:: Records for this exercise ::

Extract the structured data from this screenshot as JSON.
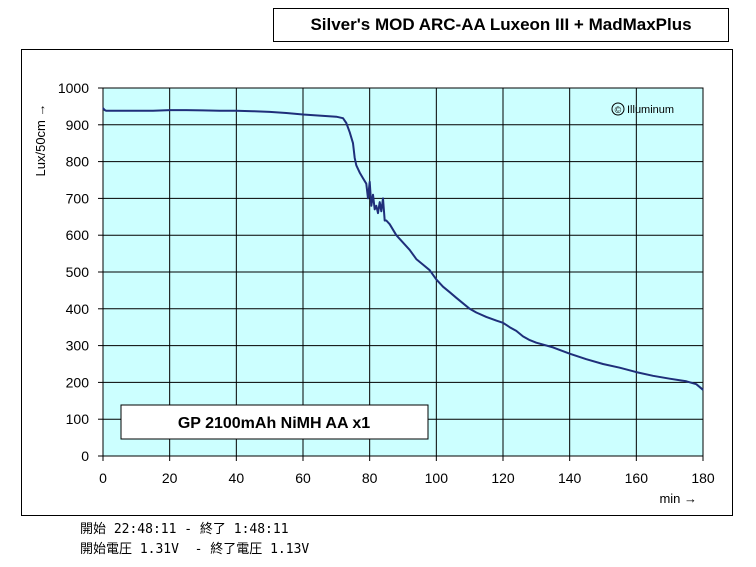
{
  "header": {
    "title": "Silver's MOD ARC-AA Luxeon III + MadMaxPlus"
  },
  "watermark": {
    "symbol": "©",
    "text": "Illuminum"
  },
  "legend_box": {
    "label": "GP 2100mAh NiMH AA x1"
  },
  "footer": {
    "line1": "開始 22:48:11 - 終了 1:48:11",
    "line2": "開始電圧 1.31V  - 終了電圧 1.13V"
  },
  "colors": {
    "plot_bg": "#ccffff",
    "line": "#1f2f7a",
    "grid": "#000000"
  },
  "chart_data": {
    "type": "line",
    "xlabel": "min →",
    "ylabel": "Lux/50cm →",
    "xlim": [
      0,
      180
    ],
    "ylim": [
      0,
      1000
    ],
    "xticks": [
      0,
      20,
      40,
      60,
      80,
      100,
      120,
      140,
      160,
      180
    ],
    "yticks": [
      0,
      100,
      200,
      300,
      400,
      500,
      600,
      700,
      800,
      900,
      1000
    ],
    "grid": true,
    "series": [
      {
        "values_x": [
          0,
          0.5,
          1,
          5,
          10,
          15,
          20,
          25,
          30,
          35,
          40,
          45,
          50,
          55,
          60,
          65,
          70,
          72,
          73,
          74,
          75,
          75.5,
          76,
          77,
          78,
          79,
          79.5,
          80,
          80.5,
          81,
          81.5,
          82,
          82.5,
          83,
          83.5,
          84,
          84.5,
          85,
          86,
          87,
          88,
          90,
          92,
          94,
          96,
          98,
          100,
          102,
          104,
          106,
          108,
          110,
          112,
          115,
          118,
          120,
          122,
          124,
          126,
          128,
          130,
          135,
          140,
          145,
          150,
          155,
          160,
          165,
          170,
          175,
          178,
          180
        ],
        "values_y": [
          945,
          940,
          938,
          938,
          938,
          938,
          940,
          940,
          939,
          938,
          938,
          937,
          935,
          932,
          928,
          925,
          922,
          918,
          905,
          880,
          850,
          810,
          790,
          770,
          755,
          740,
          700,
          745,
          680,
          710,
          670,
          680,
          660,
          690,
          665,
          700,
          640,
          640,
          630,
          615,
          600,
          580,
          560,
          535,
          520,
          505,
          480,
          460,
          445,
          430,
          415,
          400,
          390,
          378,
          368,
          362,
          350,
          340,
          325,
          315,
          308,
          295,
          278,
          263,
          250,
          240,
          228,
          218,
          210,
          203,
          195,
          180
        ]
      }
    ]
  }
}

:: Set exercise ::
Repeat the material above verbatim. Leave the pictures behind.

:: Output of the task ::
Extract the structured data from this screenshot as JSON.
{
  "header": {
    "title": "Silver's MOD ARC-AA Luxeon III + MadMaxPlus"
  },
  "watermark": {
    "symbol": "©",
    "text": "Illuminum"
  },
  "legend_box": {
    "label": "GP 2100mAh NiMH AA x1"
  },
  "footer": {
    "line1": "開始 22:48:11 - 終了 1:48:11",
    "line2": "開始電圧 1.31V  - 終了電圧 1.13V"
  },
  "colors": {
    "plot_bg": "#ccffff",
    "line": "#1f2f7a",
    "grid": "#000000"
  },
  "chart_data": {
    "type": "line",
    "xlabel": "min →",
    "ylabel": "Lux/50cm →",
    "xlim": [
      0,
      180
    ],
    "ylim": [
      0,
      1000
    ],
    "xticks": [
      0,
      20,
      40,
      60,
      80,
      100,
      120,
      140,
      160,
      180
    ],
    "yticks": [
      0,
      100,
      200,
      300,
      400,
      500,
      600,
      700,
      800,
      900,
      1000
    ],
    "grid": true,
    "series": [
      {
        "values_x": [
          0,
          0.5,
          1,
          5,
          10,
          15,
          20,
          25,
          30,
          35,
          40,
          45,
          50,
          55,
          60,
          65,
          70,
          72,
          73,
          74,
          75,
          75.5,
          76,
          77,
          78,
          79,
          79.5,
          80,
          80.5,
          81,
          81.5,
          82,
          82.5,
          83,
          83.5,
          84,
          84.5,
          85,
          86,
          87,
          88,
          90,
          92,
          94,
          96,
          98,
          100,
          102,
          104,
          106,
          108,
          110,
          112,
          115,
          118,
          120,
          122,
          124,
          126,
          128,
          130,
          135,
          140,
          145,
          150,
          155,
          160,
          165,
          170,
          175,
          178,
          180
        ],
        "values_y": [
          945,
          940,
          938,
          938,
          938,
          938,
          940,
          940,
          939,
          938,
          938,
          937,
          935,
          932,
          928,
          925,
          922,
          918,
          905,
          880,
          850,
          810,
          790,
          770,
          755,
          740,
          700,
          745,
          680,
          710,
          670,
          680,
          660,
          690,
          665,
          700,
          640,
          640,
          630,
          615,
          600,
          580,
          560,
          535,
          520,
          505,
          480,
          460,
          445,
          430,
          415,
          400,
          390,
          378,
          368,
          362,
          350,
          340,
          325,
          315,
          308,
          295,
          278,
          263,
          250,
          240,
          228,
          218,
          210,
          203,
          195,
          180
        ]
      }
    ]
  }
}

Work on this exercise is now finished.